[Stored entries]
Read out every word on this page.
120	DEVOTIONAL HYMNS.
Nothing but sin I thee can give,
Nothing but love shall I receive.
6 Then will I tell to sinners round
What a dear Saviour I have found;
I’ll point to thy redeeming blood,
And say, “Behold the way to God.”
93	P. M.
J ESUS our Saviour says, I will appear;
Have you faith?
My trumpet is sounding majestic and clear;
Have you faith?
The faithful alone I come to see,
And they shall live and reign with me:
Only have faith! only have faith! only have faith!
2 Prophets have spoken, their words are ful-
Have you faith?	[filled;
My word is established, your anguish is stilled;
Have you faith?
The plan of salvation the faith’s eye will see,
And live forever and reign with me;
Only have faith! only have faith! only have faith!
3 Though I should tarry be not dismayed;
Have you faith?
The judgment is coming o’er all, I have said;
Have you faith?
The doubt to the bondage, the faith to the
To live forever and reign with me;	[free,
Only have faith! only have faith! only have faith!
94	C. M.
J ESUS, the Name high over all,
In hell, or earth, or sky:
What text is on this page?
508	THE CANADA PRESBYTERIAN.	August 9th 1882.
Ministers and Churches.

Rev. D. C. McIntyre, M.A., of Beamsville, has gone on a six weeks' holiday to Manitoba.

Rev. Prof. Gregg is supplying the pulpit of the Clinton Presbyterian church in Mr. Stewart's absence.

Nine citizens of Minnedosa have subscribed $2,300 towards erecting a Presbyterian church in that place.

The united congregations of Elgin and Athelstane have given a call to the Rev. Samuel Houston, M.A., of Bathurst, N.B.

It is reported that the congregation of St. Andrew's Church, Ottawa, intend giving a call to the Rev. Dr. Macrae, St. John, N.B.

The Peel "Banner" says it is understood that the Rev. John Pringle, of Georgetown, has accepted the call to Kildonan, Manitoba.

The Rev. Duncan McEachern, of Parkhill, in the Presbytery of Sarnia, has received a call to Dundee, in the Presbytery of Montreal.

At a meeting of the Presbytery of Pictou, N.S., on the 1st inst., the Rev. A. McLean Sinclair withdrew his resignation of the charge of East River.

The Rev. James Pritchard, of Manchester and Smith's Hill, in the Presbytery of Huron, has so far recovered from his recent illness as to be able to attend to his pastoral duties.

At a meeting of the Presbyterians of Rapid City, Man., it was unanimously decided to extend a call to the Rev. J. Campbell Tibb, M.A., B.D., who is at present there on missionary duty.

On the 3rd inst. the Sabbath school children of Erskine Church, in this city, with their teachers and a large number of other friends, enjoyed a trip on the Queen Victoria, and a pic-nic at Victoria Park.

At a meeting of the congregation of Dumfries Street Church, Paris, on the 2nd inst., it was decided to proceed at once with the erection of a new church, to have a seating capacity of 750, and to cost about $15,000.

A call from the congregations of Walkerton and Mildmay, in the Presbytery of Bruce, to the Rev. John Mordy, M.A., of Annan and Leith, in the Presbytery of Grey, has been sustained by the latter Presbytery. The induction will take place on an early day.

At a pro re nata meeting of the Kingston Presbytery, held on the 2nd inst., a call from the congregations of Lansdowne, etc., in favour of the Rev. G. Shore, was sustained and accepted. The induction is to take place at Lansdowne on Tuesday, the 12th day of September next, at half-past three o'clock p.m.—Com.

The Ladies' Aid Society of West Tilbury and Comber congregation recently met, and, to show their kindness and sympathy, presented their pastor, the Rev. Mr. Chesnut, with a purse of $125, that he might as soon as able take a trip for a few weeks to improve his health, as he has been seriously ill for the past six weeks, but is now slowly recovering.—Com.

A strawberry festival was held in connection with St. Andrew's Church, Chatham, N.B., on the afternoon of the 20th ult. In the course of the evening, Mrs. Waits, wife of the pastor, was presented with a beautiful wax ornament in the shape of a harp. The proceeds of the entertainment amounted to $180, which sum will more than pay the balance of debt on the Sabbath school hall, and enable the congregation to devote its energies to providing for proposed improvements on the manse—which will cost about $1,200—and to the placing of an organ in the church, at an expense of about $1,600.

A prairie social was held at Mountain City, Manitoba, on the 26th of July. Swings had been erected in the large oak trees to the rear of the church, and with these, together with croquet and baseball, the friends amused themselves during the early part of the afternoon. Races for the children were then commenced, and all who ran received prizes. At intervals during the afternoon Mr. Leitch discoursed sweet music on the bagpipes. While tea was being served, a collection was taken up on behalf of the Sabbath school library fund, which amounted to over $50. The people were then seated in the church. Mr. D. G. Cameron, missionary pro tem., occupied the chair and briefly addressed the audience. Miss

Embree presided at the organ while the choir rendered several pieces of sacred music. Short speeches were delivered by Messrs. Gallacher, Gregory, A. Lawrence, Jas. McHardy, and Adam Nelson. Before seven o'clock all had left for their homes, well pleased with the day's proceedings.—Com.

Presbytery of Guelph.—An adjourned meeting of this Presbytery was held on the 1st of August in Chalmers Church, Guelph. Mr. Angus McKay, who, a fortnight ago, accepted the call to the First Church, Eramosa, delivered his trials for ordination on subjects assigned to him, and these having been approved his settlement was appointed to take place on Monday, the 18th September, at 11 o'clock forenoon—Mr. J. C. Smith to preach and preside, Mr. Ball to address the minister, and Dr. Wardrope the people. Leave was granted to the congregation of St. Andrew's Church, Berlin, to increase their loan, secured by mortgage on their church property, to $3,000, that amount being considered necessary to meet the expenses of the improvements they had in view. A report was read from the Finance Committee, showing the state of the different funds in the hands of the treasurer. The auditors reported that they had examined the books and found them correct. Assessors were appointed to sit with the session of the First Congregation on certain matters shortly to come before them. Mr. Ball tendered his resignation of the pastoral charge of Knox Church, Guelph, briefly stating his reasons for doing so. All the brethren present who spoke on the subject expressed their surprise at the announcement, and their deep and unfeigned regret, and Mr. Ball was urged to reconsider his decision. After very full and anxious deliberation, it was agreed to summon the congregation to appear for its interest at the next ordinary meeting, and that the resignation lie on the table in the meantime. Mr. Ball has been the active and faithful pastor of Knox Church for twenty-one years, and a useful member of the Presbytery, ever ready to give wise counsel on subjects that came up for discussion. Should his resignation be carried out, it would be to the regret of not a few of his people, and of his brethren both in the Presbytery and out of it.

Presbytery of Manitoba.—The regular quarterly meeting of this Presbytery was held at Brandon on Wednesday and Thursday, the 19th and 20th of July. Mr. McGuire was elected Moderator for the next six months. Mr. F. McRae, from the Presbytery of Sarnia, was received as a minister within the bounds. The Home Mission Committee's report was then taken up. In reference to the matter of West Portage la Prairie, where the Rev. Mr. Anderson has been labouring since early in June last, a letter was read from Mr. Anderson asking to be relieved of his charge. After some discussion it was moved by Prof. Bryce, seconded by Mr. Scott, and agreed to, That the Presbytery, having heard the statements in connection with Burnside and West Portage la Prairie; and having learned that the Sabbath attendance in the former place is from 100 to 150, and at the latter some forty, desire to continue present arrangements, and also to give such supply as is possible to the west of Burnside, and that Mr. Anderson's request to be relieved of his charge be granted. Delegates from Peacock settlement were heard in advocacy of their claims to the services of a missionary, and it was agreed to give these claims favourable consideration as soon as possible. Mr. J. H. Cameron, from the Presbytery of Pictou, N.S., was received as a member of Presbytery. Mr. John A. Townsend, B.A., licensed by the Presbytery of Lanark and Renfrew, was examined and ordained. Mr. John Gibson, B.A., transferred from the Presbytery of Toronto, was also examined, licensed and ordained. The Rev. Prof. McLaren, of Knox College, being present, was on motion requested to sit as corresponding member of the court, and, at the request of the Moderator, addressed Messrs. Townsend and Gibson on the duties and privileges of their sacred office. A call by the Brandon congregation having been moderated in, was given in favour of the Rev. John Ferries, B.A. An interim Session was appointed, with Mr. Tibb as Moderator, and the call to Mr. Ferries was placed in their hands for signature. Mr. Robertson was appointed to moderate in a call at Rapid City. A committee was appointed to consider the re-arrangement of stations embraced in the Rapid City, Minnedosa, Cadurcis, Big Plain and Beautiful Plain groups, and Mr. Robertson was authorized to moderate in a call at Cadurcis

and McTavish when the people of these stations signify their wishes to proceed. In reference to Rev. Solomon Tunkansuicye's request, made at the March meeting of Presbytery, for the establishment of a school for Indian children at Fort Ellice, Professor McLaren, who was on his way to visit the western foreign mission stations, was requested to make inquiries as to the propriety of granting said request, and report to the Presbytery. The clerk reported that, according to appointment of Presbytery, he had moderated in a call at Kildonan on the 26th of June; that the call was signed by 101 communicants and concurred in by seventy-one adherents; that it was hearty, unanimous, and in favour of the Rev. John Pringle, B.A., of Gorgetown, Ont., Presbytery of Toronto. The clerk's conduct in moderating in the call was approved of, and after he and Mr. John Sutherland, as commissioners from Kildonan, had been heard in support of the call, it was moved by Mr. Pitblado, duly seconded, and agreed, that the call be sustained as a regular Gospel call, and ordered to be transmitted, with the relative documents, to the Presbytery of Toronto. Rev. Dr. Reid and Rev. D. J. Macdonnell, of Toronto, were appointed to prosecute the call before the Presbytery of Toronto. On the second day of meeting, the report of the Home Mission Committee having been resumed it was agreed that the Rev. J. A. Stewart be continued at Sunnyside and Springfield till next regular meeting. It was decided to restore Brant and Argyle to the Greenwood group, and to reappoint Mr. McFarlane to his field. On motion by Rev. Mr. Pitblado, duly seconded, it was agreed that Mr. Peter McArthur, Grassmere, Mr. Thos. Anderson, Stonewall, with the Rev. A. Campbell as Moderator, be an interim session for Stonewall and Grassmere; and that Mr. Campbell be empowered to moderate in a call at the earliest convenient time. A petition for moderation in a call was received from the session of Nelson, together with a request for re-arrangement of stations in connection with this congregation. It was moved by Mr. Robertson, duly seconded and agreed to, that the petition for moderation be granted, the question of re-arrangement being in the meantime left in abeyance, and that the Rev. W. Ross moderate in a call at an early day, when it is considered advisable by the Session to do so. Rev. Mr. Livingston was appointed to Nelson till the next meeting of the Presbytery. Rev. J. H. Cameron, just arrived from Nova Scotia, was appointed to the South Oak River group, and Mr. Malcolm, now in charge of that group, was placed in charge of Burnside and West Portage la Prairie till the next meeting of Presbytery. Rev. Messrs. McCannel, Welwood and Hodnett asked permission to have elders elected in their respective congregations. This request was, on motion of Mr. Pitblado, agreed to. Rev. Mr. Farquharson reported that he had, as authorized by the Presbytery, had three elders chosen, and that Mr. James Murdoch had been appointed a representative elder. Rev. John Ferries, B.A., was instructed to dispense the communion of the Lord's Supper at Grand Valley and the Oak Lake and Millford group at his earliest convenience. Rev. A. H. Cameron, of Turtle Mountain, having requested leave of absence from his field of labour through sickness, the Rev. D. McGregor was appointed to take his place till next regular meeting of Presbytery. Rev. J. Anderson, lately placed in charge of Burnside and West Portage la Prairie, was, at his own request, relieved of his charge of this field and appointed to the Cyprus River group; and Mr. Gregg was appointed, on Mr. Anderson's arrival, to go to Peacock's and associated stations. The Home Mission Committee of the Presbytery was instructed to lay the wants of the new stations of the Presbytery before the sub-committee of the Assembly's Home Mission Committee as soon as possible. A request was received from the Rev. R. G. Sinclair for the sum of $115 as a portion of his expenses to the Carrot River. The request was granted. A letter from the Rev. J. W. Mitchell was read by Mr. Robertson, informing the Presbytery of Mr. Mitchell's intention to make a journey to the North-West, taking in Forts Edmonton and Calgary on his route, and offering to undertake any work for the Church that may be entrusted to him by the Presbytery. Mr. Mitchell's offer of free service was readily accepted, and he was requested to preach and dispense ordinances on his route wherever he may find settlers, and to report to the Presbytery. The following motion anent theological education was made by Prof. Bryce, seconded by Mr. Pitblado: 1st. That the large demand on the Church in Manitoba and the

Do this: Filter for "shall". Return all lines that hold it.

Expected output:
Nothing but love shall I receive.
And they shall live and reign with me:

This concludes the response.